---------- DATA LISTING
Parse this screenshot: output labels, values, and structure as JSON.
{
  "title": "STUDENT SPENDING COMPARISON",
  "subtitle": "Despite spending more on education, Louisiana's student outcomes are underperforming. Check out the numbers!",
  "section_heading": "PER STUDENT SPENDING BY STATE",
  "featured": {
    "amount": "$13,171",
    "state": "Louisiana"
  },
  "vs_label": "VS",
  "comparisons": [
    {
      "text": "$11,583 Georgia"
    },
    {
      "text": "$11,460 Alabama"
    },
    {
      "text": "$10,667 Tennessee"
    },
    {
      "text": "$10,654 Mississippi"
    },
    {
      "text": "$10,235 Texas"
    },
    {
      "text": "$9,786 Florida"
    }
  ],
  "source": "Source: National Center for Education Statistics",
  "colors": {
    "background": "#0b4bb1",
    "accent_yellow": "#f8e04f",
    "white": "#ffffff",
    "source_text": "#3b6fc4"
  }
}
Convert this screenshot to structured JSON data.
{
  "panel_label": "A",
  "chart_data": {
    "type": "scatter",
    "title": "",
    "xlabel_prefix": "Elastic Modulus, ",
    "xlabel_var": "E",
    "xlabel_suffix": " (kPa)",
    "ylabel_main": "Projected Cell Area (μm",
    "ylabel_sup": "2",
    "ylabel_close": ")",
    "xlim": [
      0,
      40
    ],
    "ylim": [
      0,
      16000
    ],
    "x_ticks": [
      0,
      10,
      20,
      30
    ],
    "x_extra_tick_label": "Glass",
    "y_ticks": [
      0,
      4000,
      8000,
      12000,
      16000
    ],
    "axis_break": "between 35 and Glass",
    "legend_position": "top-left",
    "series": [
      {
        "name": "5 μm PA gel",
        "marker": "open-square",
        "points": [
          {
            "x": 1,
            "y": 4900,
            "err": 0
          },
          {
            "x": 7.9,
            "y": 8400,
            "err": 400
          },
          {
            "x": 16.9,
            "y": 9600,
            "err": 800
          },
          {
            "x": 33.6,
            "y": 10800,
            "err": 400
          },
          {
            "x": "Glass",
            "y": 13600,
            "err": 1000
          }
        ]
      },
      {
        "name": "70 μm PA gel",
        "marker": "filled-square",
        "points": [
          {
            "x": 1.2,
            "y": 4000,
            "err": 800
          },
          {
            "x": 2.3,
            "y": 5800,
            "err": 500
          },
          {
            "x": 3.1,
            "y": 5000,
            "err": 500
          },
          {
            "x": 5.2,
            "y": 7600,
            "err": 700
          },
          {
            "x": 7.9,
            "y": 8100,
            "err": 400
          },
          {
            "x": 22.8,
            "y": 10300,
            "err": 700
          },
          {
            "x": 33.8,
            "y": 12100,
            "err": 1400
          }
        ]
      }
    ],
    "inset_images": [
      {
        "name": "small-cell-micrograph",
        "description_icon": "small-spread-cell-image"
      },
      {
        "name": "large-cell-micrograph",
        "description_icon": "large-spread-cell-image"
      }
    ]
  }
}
--------------------
● **AIM**: Repeat every record exactly as written, please.

● **SOLUTION TO THE EXERCISE**:
Parse this screenshot: output labels, values, and structure as JSON.
{
  "title": "STUDENT SPENDING COMPARISON",
  "subtitle": "Despite spending more on education, Louisiana's student outcomes are underperforming. Check out the numbers!",
  "section_heading": "PER STUDENT SPENDING BY STATE",
  "featured": {
    "amount": "$13,171",
    "state": "Louisiana"
  },
  "vs_label": "VS",
  "comparisons": [
    {
      "text": "$11,583 Georgia"
    },
    {
      "text": "$11,460 Alabama"
    },
    {
      "text": "$10,667 Tennessee"
    },
    {
      "text": "$10,654 Mississippi"
    },
    {
      "text": "$10,235 Texas"
    },
    {
      "text": "$9,786 Florida"
    }
  ],
  "source": "Source: National Center for Education Statistics",
  "colors": {
    "background": "#0b4bb1",
    "accent_yellow": "#f8e04f",
    "white": "#ffffff",
    "source_text": "#3b6fc4"
  }
}
Convert this screenshot to structured JSON data.
{
  "panel_label": "A",
  "chart_data": {
    "type": "scatter",
    "title": "",
    "xlabel_prefix": "Elastic Modulus, ",
    "xlabel_var": "E",
    "xlabel_suffix": " (kPa)",
    "ylabel_main": "Projected Cell Area (μm",
    "ylabel_sup": "2",
    "ylabel_close": ")",
    "xlim": [
      0,
      40
    ],
    "ylim": [
      0,
      16000
    ],
    "x_ticks": [
      0,
      10,
      20,
      30
    ],
    "x_extra_tick_label": "Glass",
    "y_ticks": [
      0,
      4000,
      8000,
      12000,
      16000
    ],
    "axis_break": "between 35 and Glass",
    "legend_position": "top-left",
    "series": [
      {
        "name": "5 μm PA gel",
        "marker": "open-square",
        "points": [
          {
            "x": 1,
            "y": 4900,
            "err": 0
          },
          {
            "x": 7.9,
            "y": 8400,
            "err": 400
          },
          {
            "x": 16.9,
            "y": 9600,
            "err": 800
          },
          {
            "x": 33.6,
            "y": 10800,
            "err": 400
          },
          {
            "x": "Glass",
            "y": 13600,
            "err": 1000
          }
        ]
      },
      {
        "name": "70 μm PA gel",
        "marker": "filled-square",
        "points": [
          {
            "x": 1.2,
            "y": 4000,
            "err": 800
          },
          {
            "x": 2.3,
            "y": 5800,
            "err": 500
          },
          {
            "x": 3.1,
            "y": 5000,
            "err": 500
          },
          {
            "x": 5.2,
            "y": 7600,
            "err": 700
          },
          {
            "x": 7.9,
            "y": 8100,
            "err": 400
          },
          {
            "x": 22.8,
            "y": 10300,
            "err": 700
          },
          {
            "x": 33.8,
            "y": 12100,
            "err": 1400
          }
        ]
      }
    ],
    "inset_images": [
      {
        "name": "small-cell-micrograph",
        "description_icon": "small-spread-cell-image"
      },
      {
        "name": "large-cell-micrograph",
        "description_icon": "large-spread-cell-image"
      }
    ]
  }
}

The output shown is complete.